** Start TASK INPUTS **

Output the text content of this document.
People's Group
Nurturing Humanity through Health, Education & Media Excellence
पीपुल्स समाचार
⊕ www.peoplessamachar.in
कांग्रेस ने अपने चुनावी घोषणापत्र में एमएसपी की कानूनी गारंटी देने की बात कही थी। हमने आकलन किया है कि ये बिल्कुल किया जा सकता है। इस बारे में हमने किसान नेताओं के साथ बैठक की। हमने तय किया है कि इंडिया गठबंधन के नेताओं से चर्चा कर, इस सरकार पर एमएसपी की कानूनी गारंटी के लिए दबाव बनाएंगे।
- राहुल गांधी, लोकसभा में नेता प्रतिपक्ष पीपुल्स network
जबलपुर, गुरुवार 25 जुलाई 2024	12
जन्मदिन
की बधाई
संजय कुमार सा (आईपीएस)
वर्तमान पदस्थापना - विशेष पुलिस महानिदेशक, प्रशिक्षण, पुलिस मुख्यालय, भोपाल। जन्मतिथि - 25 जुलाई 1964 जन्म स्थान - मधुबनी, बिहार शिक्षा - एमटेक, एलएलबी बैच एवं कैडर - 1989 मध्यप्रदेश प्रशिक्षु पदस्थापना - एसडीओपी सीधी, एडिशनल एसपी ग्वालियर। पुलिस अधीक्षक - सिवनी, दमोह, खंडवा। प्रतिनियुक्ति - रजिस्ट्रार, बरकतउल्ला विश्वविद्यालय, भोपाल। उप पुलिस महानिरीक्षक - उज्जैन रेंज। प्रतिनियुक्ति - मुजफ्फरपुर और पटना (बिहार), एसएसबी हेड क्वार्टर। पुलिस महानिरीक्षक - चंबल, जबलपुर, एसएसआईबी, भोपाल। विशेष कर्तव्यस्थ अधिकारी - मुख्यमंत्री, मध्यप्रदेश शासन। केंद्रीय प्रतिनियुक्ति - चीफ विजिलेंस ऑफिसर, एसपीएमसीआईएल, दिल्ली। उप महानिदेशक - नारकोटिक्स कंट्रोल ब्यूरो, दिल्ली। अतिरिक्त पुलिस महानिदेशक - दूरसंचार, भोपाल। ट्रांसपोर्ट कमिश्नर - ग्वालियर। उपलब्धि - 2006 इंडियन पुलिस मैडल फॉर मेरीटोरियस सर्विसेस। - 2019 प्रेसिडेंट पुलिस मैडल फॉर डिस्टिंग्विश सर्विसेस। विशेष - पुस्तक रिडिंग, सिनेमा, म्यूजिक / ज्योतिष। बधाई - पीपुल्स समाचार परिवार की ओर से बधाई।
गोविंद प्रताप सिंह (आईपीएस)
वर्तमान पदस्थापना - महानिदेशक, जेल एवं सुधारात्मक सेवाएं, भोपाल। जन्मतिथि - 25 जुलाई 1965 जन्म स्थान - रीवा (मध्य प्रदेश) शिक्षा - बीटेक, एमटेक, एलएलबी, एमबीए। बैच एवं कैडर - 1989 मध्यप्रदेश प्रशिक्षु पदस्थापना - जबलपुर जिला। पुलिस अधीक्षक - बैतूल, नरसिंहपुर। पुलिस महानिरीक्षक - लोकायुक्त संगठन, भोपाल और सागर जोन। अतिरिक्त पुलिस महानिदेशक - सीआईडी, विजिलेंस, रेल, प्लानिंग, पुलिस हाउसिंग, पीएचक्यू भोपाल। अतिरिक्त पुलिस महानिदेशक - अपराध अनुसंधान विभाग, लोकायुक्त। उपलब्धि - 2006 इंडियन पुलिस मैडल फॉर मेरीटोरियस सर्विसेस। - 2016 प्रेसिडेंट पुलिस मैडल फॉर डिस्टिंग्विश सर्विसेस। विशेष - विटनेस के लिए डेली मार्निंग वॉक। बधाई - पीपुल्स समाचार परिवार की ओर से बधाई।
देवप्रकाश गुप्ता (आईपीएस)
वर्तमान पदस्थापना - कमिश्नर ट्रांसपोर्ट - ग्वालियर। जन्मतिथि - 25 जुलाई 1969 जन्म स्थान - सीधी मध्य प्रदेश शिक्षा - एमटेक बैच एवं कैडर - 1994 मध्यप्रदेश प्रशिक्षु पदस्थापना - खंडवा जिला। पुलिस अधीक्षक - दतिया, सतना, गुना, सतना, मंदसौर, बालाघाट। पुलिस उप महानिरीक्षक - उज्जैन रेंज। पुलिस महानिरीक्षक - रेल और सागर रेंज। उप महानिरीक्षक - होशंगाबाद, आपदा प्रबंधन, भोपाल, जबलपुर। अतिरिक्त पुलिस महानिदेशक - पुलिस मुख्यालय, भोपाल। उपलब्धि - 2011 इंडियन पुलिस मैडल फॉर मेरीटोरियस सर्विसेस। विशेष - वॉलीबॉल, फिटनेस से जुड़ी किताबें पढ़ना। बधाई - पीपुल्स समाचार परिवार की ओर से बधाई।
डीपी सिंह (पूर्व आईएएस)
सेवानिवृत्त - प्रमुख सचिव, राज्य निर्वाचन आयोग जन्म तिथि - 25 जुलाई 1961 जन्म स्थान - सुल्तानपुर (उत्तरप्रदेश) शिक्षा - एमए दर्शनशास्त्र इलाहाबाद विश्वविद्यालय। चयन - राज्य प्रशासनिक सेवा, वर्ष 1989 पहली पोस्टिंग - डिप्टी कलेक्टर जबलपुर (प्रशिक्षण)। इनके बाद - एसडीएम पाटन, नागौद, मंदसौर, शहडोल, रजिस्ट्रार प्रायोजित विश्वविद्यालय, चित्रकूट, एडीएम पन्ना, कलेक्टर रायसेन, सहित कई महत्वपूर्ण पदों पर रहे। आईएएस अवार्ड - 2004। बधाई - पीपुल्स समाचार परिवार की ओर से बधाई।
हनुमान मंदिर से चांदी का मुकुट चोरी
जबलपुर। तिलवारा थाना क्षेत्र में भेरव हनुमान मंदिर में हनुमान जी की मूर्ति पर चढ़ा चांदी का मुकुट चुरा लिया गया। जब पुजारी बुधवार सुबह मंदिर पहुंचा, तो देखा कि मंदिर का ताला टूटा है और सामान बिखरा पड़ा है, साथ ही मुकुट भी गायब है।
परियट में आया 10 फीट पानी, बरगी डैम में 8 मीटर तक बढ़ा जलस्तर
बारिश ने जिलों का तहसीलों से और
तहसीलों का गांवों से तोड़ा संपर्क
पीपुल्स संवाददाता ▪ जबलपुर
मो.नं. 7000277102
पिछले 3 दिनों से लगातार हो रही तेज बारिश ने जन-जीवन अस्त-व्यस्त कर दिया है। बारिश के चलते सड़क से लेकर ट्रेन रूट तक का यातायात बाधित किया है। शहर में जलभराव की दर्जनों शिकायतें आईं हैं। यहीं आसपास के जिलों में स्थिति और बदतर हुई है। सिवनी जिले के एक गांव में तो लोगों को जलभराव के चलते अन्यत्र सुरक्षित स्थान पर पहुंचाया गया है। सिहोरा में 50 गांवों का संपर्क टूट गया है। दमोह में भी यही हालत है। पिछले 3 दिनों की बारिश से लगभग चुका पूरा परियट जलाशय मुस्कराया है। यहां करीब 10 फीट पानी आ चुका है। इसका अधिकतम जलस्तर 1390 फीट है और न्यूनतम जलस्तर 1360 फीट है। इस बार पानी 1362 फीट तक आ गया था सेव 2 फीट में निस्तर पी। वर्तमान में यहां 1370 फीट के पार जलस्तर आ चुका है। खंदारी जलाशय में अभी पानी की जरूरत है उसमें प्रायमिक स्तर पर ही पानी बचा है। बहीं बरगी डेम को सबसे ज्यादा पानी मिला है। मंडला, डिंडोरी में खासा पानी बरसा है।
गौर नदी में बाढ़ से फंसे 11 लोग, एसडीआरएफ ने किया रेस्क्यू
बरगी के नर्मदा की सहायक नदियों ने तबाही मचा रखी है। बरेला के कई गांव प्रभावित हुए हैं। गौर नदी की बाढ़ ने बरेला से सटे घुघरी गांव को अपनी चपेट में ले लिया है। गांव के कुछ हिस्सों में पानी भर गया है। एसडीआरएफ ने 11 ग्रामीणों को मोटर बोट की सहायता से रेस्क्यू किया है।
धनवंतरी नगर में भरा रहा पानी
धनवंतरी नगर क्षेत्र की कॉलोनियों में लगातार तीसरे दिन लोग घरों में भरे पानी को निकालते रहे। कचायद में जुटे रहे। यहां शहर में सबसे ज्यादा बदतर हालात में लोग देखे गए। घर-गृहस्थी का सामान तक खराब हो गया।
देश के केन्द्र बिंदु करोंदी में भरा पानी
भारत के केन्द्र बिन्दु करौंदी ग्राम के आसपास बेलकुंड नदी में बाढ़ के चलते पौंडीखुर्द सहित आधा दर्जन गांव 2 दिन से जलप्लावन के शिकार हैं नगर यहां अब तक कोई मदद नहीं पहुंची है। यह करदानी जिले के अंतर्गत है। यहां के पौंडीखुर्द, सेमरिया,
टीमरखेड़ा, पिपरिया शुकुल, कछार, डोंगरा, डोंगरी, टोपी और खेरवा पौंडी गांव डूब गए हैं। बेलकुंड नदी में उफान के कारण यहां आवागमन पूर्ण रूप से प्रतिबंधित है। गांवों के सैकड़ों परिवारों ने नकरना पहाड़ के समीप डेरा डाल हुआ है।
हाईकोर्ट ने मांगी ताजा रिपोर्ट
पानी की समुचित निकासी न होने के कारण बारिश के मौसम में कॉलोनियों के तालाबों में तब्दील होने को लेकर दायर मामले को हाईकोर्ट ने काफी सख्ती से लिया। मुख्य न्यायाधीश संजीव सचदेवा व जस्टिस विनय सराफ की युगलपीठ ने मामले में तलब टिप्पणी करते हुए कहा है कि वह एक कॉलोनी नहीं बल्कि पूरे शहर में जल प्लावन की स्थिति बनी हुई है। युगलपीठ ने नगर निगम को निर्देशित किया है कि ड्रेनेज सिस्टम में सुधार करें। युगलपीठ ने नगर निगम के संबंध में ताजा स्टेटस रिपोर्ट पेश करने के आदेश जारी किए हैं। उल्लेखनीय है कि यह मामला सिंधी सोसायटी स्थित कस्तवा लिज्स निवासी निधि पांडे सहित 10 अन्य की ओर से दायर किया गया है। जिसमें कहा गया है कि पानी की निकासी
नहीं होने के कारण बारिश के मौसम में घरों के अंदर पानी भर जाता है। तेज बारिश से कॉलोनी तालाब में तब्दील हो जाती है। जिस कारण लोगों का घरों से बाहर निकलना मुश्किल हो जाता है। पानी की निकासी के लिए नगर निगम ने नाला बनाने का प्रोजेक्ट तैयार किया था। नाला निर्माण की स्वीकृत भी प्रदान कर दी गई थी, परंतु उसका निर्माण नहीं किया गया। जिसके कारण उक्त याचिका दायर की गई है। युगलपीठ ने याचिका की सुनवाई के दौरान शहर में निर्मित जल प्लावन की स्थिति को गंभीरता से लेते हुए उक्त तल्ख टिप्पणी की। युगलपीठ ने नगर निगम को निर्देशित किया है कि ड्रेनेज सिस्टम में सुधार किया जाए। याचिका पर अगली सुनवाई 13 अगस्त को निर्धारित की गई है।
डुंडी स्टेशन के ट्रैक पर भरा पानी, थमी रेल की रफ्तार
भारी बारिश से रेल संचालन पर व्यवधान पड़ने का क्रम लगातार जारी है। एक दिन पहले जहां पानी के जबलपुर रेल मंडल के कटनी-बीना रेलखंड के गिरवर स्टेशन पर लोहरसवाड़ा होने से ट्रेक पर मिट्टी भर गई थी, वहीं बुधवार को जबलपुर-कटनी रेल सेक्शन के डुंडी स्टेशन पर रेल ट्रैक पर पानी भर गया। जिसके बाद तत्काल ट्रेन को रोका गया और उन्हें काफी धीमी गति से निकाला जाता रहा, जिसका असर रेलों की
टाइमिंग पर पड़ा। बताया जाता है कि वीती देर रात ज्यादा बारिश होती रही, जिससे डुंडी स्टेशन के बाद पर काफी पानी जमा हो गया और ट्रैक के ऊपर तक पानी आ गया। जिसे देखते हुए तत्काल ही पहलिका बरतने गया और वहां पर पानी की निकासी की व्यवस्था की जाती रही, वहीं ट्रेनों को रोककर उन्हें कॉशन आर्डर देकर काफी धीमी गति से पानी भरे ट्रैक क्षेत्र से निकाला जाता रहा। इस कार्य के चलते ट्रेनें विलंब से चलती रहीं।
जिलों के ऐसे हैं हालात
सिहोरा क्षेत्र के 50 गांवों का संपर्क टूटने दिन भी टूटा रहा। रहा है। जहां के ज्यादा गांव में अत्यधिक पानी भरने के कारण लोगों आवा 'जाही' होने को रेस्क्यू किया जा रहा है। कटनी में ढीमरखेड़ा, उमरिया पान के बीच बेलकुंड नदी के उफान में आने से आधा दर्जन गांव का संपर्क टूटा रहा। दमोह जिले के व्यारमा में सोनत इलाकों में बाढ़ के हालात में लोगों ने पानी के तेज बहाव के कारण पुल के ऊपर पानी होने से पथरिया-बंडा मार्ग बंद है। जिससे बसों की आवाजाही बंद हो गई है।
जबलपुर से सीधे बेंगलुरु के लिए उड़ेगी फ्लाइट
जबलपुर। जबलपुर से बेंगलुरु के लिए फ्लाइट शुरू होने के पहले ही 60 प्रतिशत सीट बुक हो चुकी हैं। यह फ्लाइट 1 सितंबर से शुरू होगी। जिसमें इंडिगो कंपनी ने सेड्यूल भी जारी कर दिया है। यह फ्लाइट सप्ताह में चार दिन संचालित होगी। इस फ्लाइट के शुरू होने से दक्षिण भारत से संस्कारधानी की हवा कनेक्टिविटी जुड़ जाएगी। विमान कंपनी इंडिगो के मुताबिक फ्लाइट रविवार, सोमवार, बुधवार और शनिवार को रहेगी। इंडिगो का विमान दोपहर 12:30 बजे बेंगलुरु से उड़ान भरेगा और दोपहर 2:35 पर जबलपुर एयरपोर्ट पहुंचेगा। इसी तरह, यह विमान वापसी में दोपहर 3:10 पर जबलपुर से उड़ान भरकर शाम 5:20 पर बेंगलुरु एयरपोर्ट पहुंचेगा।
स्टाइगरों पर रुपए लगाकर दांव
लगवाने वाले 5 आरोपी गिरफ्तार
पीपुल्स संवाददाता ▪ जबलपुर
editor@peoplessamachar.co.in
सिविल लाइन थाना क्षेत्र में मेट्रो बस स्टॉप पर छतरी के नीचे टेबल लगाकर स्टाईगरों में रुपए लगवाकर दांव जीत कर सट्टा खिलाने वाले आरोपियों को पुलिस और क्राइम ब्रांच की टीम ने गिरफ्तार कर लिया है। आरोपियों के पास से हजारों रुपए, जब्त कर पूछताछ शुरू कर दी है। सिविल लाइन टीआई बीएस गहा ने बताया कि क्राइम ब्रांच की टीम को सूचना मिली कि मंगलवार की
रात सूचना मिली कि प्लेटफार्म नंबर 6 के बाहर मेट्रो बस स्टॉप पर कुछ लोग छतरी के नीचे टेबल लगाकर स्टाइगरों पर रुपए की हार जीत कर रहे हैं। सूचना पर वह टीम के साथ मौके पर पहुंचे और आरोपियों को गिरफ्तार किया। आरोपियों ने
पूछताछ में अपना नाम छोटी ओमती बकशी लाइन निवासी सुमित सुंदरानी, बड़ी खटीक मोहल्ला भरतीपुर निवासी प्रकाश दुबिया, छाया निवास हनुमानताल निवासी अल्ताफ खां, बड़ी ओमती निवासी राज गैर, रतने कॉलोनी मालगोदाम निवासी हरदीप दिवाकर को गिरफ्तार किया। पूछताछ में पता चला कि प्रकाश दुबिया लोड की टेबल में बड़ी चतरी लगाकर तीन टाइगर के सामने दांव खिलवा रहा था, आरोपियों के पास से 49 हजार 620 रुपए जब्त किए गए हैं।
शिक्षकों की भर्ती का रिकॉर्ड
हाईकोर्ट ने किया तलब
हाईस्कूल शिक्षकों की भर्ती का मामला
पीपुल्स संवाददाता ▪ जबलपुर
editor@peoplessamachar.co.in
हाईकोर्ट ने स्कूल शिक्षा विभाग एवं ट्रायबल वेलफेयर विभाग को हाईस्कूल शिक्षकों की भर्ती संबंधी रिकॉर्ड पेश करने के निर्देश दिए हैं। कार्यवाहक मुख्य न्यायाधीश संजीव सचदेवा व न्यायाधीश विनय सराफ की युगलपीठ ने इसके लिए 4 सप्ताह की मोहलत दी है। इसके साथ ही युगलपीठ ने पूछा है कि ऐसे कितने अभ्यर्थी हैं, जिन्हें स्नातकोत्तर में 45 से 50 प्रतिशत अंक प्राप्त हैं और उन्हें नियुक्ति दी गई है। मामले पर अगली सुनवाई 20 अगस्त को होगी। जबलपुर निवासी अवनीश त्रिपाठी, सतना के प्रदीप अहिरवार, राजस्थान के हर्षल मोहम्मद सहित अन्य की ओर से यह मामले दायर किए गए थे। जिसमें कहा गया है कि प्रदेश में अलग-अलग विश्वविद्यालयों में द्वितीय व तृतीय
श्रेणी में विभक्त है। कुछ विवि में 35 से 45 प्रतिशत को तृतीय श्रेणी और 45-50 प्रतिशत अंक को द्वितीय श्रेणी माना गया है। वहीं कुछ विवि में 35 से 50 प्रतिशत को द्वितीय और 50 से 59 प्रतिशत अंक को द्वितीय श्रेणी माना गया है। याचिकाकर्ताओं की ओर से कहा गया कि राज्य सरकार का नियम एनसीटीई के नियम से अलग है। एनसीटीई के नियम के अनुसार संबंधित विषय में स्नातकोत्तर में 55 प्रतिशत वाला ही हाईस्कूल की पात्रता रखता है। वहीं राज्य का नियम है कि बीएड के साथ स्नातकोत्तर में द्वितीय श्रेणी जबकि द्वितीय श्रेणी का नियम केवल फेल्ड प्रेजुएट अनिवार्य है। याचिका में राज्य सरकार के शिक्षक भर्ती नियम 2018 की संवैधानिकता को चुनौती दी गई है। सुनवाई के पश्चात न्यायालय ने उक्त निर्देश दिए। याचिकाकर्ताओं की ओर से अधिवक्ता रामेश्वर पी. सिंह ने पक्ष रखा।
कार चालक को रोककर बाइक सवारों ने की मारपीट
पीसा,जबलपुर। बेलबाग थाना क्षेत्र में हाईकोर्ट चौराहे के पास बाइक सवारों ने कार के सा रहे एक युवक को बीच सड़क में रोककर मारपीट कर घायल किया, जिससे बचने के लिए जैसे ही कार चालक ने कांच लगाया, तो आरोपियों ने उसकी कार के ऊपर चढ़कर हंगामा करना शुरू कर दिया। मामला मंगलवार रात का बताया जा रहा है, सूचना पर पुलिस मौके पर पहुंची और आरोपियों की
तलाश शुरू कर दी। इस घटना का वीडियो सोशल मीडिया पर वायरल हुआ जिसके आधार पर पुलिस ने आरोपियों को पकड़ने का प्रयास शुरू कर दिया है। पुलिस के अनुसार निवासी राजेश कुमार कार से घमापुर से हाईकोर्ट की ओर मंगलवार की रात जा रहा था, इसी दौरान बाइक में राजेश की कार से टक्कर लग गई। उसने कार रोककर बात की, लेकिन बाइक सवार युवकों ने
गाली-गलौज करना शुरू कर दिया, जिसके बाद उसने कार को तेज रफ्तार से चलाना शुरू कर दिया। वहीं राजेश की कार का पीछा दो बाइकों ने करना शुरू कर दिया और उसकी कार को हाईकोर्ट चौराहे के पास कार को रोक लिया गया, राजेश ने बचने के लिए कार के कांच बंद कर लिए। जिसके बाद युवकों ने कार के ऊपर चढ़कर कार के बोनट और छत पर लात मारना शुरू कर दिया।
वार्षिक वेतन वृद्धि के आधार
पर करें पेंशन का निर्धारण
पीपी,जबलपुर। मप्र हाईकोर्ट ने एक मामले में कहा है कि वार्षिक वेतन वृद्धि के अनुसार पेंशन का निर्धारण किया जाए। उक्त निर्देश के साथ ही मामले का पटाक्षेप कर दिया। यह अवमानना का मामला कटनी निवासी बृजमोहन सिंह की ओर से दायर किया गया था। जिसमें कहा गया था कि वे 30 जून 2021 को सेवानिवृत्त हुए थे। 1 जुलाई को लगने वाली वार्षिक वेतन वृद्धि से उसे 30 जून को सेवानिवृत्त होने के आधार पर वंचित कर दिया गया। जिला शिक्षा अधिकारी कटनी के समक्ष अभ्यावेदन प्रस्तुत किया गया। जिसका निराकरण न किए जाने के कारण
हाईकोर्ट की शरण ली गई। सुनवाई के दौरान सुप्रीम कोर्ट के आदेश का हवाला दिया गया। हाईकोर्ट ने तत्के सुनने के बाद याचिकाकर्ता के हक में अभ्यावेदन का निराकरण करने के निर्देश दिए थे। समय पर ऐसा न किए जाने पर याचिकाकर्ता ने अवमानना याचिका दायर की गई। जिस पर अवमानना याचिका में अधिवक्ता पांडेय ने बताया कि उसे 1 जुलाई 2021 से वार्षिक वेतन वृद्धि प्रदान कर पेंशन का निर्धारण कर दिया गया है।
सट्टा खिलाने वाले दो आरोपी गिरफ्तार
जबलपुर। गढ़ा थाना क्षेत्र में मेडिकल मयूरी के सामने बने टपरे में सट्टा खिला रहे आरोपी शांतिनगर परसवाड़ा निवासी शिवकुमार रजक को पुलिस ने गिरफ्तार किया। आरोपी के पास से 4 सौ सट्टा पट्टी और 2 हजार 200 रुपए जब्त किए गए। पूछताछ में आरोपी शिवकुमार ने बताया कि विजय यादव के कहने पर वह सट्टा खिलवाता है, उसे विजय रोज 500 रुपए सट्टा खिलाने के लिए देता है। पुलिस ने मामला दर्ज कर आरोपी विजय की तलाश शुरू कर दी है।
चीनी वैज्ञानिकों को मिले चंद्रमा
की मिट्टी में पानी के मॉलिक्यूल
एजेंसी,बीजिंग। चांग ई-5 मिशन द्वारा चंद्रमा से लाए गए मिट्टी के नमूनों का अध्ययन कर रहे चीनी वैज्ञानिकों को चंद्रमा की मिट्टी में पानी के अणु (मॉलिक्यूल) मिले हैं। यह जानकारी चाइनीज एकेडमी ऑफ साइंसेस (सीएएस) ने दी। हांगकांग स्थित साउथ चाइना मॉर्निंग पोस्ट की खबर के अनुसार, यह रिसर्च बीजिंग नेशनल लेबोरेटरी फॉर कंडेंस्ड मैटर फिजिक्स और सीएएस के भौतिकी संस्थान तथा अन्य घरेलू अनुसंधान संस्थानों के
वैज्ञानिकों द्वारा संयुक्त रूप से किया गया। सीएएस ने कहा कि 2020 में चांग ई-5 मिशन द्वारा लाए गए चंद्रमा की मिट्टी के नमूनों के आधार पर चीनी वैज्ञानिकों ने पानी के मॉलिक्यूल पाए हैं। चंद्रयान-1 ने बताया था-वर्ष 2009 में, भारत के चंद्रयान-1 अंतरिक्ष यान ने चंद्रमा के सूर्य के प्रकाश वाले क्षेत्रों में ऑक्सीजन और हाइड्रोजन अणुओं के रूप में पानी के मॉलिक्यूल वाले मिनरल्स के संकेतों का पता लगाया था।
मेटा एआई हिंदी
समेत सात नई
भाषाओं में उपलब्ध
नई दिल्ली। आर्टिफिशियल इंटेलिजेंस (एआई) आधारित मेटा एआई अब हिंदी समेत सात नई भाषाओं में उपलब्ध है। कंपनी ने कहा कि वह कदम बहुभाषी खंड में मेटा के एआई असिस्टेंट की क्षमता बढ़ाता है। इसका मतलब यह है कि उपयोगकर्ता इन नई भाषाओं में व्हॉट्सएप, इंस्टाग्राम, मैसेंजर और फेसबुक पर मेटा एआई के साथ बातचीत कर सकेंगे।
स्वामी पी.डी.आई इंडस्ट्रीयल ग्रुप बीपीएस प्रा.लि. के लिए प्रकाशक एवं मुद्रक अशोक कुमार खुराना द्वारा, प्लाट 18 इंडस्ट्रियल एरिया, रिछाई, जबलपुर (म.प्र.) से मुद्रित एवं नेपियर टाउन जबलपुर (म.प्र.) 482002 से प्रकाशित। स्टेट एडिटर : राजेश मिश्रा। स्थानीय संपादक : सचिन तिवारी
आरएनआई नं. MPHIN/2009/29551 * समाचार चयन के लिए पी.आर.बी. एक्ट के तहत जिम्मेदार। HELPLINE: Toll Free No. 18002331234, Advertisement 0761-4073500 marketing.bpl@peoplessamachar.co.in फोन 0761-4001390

** End TASK INPUTS **

# WORK TO BE COMPLETED:
Copy each line of the listing in which the word "peoplessamachar" can be found.

# THE ANSWER:
⊕ www.peoplessamachar.in
editor@peoplessamachar.co.in
editor@peoplessamachar.co.in
आरएनआई नं. MPHIN/2009/29551 * समाचार चयन के लिए पी.आर.बी. एक्ट के तहत जिम्मेदार। HELPLINE: Toll Free No. 18002331234, Advertisement 0761-4073500 marketing.bpl@peoplessamachar.co.in फोन 0761-4001390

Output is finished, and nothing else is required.